(Dataset items)
+===+
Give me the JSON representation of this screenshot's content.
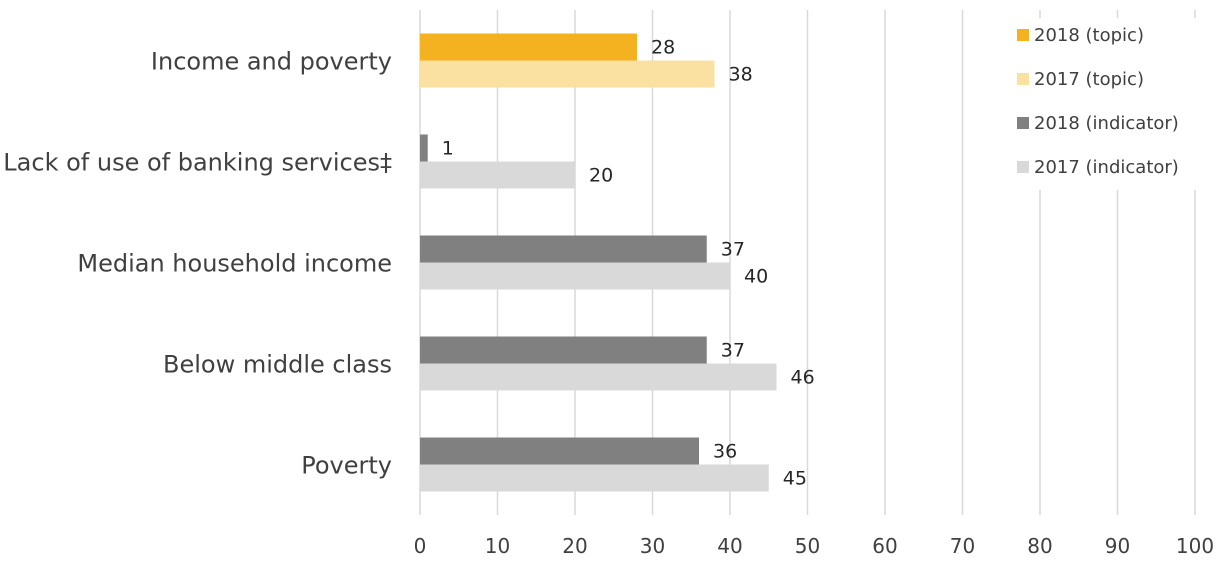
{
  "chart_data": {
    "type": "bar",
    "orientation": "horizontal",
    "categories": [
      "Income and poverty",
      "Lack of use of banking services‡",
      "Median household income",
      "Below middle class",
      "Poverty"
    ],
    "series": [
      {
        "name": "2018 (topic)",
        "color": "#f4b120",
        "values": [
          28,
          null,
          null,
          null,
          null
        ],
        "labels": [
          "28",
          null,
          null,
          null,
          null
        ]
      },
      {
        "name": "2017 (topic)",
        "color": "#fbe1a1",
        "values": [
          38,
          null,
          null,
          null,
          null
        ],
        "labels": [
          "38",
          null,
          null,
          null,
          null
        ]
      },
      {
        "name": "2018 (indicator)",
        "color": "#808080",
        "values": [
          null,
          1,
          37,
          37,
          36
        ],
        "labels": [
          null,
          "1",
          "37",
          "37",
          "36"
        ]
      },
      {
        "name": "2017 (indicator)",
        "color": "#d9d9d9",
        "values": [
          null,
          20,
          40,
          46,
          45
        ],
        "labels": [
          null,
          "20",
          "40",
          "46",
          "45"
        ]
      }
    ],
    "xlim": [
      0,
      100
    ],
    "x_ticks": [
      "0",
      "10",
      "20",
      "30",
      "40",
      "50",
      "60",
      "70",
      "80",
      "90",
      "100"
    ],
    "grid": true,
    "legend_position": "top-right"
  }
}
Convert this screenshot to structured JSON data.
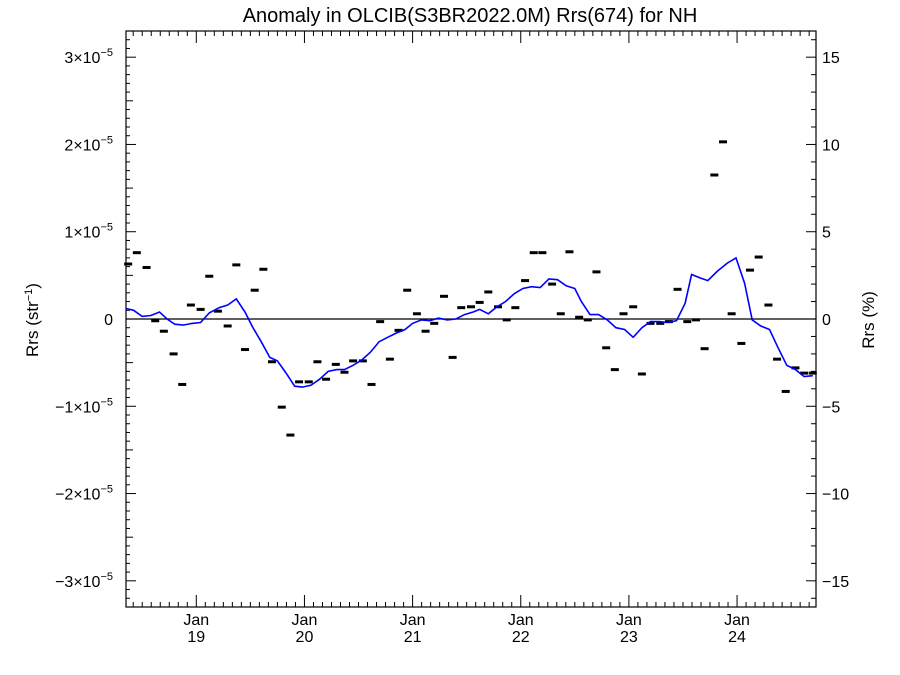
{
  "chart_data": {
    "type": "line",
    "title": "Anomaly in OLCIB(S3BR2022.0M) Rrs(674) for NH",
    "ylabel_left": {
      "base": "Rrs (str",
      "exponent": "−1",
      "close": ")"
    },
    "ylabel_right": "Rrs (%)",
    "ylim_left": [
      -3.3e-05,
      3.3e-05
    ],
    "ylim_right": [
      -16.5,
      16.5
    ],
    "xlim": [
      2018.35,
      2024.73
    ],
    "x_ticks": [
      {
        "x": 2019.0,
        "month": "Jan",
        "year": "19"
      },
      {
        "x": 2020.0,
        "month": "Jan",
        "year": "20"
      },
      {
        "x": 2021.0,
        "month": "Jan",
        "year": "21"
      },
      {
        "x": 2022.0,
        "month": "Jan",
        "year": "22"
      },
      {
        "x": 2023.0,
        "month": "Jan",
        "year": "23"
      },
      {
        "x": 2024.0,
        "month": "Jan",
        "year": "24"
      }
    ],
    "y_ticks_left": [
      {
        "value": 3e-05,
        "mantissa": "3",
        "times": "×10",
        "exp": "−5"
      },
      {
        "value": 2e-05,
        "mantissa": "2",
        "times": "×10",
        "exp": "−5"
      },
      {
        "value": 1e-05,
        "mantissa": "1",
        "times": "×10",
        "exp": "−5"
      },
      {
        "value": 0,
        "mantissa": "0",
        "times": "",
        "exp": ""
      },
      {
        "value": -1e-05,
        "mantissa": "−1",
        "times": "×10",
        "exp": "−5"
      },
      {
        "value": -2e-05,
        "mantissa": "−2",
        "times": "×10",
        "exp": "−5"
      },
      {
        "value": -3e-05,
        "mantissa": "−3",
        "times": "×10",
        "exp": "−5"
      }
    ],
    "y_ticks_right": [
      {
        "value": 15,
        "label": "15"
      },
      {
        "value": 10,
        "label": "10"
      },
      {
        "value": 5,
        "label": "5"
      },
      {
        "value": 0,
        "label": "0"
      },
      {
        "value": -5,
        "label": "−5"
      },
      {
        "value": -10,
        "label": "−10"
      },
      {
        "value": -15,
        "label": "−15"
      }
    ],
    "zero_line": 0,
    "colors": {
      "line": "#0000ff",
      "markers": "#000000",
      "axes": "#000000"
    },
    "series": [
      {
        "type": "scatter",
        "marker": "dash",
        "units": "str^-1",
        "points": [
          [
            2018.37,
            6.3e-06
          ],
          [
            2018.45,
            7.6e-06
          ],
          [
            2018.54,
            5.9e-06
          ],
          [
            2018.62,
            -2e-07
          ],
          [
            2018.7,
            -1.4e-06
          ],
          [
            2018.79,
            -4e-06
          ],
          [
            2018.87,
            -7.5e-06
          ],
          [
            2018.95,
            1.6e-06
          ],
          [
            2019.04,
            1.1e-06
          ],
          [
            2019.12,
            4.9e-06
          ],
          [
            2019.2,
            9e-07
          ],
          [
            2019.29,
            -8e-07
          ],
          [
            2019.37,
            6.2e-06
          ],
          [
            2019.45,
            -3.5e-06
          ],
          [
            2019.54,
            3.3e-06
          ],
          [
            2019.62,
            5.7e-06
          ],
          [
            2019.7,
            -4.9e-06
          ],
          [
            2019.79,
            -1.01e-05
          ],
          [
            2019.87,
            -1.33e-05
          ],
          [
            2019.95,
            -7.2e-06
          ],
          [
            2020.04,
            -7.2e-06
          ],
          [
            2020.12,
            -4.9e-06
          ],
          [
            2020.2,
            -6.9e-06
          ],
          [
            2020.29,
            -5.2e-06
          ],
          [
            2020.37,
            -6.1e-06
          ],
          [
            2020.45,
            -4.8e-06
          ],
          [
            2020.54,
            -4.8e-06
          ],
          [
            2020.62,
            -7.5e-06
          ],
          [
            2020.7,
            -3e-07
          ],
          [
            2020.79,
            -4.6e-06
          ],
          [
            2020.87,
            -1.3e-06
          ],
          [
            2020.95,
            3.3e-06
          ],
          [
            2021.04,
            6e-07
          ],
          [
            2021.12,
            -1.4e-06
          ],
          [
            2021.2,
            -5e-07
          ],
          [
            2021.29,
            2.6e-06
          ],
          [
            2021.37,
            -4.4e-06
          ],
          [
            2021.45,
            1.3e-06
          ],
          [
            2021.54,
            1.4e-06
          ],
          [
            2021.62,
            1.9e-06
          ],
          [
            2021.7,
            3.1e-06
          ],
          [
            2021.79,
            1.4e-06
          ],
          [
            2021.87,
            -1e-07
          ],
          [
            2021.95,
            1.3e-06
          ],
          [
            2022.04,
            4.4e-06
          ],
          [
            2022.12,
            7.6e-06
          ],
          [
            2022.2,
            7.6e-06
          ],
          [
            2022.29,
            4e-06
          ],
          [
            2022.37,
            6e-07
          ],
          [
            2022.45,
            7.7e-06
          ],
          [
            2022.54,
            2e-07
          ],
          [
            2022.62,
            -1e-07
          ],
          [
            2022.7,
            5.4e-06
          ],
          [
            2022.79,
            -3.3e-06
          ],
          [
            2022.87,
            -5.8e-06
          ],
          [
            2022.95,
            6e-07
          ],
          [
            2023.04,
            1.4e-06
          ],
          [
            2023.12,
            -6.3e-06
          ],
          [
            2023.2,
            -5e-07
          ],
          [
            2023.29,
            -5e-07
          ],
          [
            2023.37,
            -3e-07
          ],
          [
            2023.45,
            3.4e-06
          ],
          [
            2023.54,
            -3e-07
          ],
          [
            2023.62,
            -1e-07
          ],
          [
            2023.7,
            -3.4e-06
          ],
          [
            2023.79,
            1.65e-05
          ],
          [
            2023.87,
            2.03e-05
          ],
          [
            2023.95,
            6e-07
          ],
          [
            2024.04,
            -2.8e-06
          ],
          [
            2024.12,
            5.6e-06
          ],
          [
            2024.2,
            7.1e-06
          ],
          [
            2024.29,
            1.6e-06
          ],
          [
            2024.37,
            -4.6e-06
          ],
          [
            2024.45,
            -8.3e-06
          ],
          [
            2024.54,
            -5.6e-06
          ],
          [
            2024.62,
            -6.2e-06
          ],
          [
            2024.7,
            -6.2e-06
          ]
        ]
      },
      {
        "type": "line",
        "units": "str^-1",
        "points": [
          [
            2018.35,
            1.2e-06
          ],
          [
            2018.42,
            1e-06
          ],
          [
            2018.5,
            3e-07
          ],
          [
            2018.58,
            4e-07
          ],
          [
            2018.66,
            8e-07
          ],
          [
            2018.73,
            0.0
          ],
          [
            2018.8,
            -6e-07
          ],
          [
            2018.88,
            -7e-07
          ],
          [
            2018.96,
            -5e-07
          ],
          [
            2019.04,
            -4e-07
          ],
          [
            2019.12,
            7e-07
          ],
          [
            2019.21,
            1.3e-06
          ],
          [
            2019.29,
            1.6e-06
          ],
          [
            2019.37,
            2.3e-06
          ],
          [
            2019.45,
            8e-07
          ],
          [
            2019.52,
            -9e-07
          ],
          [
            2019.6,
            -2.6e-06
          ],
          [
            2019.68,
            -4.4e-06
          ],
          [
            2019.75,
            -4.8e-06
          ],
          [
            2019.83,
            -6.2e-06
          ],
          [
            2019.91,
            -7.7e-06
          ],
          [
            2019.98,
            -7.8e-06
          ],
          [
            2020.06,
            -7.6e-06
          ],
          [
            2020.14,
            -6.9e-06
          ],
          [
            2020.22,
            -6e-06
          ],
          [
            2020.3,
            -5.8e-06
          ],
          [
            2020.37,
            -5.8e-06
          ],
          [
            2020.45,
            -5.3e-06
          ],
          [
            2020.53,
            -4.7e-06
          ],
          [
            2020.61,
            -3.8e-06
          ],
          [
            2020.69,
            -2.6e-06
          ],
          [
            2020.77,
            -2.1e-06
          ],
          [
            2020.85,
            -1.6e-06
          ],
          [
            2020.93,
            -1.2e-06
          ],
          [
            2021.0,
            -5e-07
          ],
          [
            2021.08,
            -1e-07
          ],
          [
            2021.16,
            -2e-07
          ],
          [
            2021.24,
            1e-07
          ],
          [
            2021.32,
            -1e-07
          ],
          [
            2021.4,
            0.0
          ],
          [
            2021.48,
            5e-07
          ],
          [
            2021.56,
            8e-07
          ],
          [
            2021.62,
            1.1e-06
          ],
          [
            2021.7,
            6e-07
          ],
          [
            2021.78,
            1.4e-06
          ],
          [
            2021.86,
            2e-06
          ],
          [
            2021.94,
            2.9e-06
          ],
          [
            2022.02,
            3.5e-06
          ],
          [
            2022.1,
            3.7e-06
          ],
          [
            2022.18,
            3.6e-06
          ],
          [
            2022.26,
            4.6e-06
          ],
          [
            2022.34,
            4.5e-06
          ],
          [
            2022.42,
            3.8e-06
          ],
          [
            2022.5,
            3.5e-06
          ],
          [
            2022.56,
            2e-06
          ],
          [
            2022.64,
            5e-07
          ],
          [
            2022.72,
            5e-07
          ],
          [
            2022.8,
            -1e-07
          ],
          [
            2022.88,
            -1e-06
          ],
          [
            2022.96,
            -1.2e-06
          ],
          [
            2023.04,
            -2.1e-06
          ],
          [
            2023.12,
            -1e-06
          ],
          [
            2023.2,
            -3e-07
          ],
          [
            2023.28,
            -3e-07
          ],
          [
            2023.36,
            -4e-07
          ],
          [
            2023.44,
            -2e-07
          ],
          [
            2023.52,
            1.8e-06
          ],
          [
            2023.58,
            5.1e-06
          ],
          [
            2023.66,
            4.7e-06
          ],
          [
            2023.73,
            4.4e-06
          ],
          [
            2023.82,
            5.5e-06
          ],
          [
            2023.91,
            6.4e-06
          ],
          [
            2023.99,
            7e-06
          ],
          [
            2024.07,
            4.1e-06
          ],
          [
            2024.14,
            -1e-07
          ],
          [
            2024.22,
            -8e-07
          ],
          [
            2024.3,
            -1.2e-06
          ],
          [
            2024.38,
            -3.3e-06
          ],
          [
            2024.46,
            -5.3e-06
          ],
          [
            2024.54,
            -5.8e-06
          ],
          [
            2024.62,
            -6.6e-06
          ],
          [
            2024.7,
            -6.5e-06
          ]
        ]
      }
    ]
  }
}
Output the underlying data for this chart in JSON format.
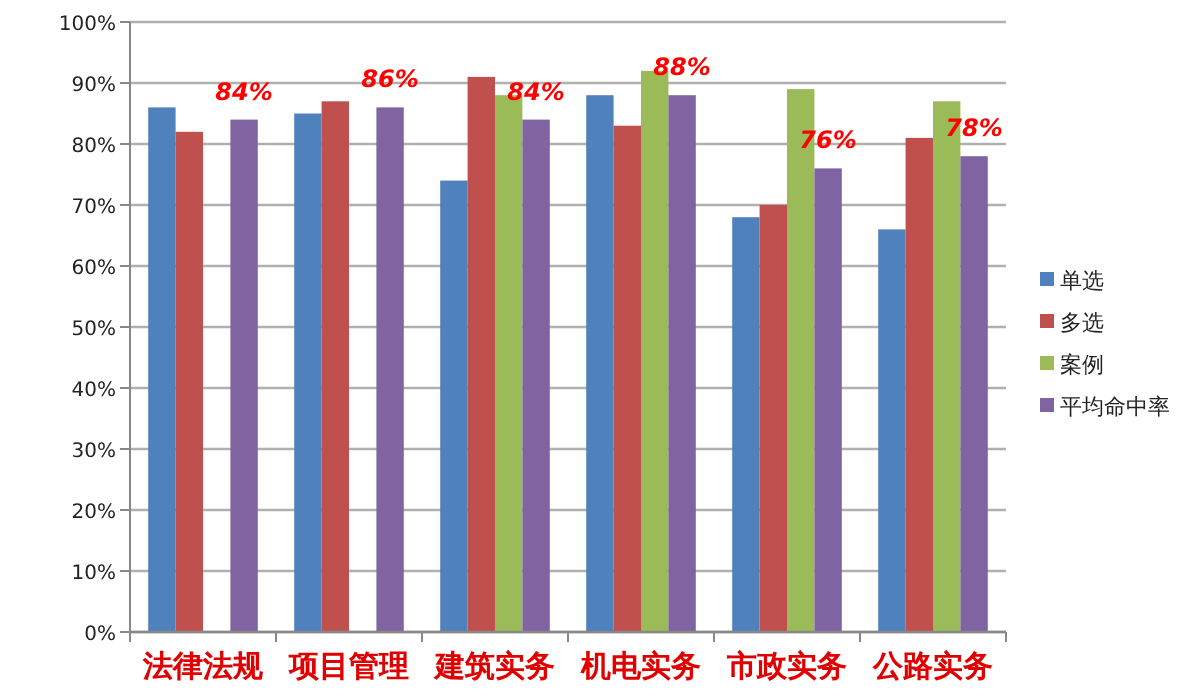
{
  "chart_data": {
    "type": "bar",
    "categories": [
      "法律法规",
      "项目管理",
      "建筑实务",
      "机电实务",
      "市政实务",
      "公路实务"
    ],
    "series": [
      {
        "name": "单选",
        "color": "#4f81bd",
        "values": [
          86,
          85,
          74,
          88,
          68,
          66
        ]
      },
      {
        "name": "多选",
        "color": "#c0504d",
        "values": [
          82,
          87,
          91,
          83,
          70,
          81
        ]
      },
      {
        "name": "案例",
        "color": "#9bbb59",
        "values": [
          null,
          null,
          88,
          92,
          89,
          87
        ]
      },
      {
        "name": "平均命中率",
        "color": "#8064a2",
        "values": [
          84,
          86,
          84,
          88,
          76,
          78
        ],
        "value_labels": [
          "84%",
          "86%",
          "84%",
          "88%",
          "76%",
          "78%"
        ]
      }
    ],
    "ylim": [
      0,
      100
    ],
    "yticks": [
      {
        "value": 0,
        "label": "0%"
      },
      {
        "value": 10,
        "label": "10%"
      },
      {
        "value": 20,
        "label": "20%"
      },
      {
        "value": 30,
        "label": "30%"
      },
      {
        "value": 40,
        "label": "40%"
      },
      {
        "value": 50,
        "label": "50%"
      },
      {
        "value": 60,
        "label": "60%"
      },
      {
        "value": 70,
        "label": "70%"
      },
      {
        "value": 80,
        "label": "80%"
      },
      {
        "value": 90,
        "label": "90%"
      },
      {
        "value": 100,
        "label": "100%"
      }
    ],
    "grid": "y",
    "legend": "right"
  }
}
+===+
■ Short exercise ■
Return only the number of lines in the data that contain "type".

■ Response below ■
5